The problem: Find all lines in the listing that include the word "document", then copy them.

* start Dataset *

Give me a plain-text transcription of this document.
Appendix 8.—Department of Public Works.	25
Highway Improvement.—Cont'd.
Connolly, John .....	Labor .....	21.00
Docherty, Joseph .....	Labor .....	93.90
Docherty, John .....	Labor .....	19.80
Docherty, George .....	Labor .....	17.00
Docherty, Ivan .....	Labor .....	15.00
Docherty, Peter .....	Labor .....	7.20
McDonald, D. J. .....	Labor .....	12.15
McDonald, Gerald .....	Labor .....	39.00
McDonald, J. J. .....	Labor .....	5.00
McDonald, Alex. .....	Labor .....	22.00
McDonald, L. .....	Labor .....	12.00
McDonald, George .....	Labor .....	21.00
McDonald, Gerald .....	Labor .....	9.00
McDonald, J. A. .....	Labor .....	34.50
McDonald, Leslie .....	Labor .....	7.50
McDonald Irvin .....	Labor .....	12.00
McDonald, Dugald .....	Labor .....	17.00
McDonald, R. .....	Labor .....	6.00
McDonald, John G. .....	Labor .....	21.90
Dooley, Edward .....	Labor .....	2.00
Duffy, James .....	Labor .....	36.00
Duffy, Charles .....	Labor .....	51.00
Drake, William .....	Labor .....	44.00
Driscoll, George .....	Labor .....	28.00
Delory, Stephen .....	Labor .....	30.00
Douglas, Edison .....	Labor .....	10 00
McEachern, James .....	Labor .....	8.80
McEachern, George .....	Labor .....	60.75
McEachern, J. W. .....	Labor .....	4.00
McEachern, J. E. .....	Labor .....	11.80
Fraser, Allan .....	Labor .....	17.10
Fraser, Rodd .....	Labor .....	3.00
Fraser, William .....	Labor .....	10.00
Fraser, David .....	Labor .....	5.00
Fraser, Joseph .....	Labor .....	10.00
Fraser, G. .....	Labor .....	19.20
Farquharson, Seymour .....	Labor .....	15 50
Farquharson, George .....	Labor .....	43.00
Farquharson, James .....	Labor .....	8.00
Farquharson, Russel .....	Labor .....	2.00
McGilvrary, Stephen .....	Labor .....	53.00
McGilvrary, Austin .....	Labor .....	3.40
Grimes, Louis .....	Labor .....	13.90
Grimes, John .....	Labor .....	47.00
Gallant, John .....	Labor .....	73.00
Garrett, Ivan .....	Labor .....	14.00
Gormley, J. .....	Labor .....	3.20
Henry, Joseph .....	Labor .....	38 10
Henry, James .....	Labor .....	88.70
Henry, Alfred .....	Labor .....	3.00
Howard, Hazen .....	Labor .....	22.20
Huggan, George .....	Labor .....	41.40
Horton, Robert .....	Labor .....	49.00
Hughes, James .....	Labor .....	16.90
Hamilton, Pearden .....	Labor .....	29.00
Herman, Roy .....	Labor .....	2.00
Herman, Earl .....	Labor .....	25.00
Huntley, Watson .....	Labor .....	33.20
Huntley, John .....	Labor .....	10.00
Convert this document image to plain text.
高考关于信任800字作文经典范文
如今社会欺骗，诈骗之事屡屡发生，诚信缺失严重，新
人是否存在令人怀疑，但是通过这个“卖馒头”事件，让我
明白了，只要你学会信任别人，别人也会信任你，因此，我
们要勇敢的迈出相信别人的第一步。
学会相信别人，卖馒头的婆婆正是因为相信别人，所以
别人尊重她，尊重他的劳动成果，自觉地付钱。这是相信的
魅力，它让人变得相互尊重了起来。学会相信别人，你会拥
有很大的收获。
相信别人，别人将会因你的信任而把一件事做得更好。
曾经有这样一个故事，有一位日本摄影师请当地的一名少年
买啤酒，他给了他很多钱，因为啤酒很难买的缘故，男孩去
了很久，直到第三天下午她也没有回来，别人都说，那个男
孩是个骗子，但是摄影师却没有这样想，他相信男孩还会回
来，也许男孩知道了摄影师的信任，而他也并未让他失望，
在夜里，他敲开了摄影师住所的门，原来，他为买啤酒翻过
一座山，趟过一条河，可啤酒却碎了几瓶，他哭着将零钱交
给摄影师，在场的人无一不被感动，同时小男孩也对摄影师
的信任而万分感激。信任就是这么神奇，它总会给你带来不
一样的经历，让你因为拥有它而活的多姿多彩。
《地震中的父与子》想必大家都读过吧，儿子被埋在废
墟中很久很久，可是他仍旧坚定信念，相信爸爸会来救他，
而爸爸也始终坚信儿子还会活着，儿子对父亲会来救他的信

* end Dataset *

Written response:
Give me a plain-text transcription of this document.
Convert this document image to plain text.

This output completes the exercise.